TASK: Report, word for word, every line of the material that contains "ylabel".

[Items from a figure collection]
────────────────────────────────────────

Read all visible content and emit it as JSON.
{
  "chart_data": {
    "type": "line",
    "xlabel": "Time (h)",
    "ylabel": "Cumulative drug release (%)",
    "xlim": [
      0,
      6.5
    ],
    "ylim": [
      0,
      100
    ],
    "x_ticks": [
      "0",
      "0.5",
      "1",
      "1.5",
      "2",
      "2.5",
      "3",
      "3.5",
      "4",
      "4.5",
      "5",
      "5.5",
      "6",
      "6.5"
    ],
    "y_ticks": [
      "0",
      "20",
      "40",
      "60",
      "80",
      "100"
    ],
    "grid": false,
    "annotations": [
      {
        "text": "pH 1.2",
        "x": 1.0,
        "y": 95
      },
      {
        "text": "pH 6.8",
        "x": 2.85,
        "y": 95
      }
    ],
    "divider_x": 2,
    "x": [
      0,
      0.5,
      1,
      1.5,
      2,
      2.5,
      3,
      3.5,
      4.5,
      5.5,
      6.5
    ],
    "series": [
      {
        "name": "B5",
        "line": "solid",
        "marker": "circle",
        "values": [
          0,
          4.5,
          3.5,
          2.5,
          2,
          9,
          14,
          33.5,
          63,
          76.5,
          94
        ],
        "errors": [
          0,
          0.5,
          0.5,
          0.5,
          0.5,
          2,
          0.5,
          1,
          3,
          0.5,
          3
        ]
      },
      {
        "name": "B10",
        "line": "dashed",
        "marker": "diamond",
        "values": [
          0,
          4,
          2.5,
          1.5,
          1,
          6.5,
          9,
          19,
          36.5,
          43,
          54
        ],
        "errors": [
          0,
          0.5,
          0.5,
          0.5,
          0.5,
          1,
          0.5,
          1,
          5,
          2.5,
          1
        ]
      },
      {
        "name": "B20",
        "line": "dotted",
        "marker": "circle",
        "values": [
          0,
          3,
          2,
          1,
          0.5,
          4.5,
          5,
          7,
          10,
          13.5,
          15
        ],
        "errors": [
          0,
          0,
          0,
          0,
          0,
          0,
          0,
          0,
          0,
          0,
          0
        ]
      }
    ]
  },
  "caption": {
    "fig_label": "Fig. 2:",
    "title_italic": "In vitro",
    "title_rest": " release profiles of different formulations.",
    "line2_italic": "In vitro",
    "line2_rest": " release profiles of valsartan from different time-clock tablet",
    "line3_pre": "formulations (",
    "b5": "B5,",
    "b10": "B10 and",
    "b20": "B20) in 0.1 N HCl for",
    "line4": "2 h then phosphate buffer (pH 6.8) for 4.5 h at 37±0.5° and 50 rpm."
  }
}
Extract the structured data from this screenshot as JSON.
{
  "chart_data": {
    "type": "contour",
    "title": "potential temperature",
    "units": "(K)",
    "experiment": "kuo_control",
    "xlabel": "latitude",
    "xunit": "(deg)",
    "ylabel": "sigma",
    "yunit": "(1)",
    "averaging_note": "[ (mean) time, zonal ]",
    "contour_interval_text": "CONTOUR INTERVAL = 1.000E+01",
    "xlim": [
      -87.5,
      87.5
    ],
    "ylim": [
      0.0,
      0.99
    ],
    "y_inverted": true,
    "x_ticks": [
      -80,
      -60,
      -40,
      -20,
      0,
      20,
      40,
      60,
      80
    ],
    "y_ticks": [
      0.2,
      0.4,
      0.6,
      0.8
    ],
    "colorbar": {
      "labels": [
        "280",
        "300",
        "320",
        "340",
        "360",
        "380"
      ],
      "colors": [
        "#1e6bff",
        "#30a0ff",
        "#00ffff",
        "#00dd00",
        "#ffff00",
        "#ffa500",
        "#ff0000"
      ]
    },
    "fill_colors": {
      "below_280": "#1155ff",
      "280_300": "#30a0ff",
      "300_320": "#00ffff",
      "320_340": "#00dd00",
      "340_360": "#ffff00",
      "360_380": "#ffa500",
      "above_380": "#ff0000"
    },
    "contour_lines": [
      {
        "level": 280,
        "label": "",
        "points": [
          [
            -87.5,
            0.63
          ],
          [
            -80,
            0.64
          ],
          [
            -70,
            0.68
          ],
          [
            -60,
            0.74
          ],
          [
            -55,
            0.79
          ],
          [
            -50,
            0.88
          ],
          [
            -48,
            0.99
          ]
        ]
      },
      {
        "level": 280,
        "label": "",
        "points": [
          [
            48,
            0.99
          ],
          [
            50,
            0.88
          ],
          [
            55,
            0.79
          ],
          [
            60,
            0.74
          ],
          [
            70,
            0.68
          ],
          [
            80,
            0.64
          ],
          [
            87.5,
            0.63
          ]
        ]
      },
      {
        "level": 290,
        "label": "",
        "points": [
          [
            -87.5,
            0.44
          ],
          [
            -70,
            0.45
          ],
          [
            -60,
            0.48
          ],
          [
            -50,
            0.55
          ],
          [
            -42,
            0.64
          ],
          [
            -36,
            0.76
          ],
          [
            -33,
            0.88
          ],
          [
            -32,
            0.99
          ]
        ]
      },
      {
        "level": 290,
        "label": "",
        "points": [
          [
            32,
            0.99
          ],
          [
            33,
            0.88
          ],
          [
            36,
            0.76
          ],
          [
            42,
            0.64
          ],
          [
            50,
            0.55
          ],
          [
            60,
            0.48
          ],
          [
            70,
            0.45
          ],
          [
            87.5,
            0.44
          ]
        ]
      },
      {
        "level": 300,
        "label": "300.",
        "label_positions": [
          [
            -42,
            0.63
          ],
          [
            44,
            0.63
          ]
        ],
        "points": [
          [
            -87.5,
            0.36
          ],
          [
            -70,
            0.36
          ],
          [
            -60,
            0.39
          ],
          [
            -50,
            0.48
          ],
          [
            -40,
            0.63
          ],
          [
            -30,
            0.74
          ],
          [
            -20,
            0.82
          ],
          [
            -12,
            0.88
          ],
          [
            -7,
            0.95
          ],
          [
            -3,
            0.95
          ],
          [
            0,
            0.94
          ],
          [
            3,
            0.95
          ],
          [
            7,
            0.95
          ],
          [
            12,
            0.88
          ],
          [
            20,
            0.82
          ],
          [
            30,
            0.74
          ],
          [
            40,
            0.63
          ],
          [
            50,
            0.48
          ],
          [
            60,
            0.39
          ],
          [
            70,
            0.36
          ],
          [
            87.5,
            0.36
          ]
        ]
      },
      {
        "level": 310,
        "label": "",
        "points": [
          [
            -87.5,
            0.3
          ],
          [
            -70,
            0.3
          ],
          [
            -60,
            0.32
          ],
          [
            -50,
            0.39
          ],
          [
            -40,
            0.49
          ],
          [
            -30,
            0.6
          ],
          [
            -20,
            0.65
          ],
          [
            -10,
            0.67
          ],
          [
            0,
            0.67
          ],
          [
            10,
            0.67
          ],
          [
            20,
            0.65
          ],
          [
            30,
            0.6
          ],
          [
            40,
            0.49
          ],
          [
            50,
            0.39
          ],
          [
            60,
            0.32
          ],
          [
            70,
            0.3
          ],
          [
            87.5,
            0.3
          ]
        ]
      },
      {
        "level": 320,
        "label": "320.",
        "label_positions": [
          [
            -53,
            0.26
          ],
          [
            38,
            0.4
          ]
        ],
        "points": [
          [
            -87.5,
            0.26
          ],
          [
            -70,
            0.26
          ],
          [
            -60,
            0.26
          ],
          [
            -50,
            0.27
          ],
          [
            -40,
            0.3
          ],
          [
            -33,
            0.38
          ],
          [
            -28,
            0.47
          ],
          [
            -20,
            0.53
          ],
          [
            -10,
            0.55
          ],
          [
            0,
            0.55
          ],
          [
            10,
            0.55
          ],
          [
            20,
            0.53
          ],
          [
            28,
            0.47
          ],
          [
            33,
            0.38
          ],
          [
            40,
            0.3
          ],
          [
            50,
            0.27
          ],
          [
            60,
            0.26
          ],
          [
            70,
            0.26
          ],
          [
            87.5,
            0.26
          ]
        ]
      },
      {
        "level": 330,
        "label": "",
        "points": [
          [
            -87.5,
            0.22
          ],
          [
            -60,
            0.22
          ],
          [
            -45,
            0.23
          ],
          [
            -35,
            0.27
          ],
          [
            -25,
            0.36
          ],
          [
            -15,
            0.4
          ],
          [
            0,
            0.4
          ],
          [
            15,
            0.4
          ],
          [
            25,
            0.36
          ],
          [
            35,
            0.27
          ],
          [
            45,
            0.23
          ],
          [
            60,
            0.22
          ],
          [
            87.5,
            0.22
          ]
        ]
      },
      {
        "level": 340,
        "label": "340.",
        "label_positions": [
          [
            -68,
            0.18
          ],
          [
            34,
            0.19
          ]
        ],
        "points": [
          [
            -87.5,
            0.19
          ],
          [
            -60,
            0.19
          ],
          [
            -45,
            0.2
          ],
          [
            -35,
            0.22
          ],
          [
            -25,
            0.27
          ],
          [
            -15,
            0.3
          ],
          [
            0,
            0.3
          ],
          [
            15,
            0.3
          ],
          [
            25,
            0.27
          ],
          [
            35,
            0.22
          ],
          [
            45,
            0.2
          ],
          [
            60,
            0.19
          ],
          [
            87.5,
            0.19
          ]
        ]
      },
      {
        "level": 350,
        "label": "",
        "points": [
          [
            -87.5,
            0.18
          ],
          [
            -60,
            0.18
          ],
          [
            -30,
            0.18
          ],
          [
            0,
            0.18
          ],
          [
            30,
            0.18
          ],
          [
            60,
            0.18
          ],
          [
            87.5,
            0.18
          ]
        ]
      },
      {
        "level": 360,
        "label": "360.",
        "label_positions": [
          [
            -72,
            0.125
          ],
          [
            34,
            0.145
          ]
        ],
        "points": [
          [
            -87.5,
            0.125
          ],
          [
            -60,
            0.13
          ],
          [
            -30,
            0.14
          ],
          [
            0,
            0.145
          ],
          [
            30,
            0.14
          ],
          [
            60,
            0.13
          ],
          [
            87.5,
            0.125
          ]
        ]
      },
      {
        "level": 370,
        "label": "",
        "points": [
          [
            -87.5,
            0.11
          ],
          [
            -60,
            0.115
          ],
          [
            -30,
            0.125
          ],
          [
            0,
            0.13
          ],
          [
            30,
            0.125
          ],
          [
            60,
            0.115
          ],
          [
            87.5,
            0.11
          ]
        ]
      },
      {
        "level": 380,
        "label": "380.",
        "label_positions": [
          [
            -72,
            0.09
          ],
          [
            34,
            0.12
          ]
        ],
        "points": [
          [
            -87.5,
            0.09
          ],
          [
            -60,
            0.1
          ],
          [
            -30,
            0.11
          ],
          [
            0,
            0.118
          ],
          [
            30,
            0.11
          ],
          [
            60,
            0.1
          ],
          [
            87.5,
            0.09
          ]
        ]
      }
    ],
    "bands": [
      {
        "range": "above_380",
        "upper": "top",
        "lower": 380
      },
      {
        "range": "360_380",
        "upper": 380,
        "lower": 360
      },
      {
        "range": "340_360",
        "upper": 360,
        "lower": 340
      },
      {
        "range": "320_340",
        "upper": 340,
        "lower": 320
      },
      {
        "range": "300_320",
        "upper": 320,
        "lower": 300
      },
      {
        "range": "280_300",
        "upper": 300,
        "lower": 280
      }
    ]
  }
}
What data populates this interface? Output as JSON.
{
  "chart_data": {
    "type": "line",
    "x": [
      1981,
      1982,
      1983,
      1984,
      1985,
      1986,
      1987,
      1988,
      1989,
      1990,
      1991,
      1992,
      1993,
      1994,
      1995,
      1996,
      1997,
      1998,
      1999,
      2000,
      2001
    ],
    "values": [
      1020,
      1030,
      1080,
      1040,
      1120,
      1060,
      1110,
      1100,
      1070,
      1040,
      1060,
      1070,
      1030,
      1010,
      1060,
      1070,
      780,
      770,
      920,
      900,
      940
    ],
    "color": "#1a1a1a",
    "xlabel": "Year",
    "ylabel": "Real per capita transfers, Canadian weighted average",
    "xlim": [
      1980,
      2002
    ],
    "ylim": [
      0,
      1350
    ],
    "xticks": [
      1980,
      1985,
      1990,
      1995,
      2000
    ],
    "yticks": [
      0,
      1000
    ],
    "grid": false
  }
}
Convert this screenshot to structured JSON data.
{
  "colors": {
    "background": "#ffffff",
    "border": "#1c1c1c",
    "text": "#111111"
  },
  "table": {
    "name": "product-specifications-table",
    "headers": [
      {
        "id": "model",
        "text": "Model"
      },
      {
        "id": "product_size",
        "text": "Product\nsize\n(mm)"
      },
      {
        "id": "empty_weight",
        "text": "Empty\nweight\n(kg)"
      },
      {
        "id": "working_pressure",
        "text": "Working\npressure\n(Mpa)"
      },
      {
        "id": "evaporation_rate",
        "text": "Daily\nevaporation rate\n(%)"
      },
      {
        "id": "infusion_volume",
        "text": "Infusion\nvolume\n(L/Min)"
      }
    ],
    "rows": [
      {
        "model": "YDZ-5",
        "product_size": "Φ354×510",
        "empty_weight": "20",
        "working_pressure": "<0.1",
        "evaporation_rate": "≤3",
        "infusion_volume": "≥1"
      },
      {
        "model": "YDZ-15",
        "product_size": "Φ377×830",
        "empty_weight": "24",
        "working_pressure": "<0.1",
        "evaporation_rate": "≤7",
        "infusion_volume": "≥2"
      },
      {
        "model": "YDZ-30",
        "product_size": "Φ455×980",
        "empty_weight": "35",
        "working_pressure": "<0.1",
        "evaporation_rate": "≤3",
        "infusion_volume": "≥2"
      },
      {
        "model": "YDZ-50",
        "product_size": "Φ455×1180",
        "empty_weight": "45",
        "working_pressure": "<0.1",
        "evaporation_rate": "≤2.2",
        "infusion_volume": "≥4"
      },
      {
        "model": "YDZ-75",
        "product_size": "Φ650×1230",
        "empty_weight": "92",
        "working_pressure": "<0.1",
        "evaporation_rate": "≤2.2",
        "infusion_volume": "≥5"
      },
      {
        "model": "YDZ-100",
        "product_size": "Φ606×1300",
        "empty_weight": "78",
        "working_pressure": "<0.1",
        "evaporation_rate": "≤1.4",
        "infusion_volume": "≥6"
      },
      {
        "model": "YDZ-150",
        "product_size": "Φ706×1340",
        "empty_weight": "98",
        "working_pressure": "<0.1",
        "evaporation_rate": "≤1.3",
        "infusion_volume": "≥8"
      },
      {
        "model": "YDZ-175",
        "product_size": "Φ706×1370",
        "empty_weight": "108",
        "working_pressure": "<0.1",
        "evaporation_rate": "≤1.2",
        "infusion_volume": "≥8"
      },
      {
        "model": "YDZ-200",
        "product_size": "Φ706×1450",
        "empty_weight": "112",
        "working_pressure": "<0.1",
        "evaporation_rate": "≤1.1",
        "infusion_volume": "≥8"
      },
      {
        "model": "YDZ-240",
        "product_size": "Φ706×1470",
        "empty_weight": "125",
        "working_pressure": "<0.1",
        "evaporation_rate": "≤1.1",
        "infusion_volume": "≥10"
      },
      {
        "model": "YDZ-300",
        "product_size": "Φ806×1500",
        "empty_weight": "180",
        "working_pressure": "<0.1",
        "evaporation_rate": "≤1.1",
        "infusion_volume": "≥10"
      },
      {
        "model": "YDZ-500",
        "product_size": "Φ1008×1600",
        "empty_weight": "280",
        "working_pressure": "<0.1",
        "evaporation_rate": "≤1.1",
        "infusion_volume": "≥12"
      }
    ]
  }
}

────────────────────────────────────────

RESULT:
    "ylabel": "Cumulative drug release (%)",
    "ylabel": "sigma",
    "ylabel": "Real per capita transfers, Canadian weighted average",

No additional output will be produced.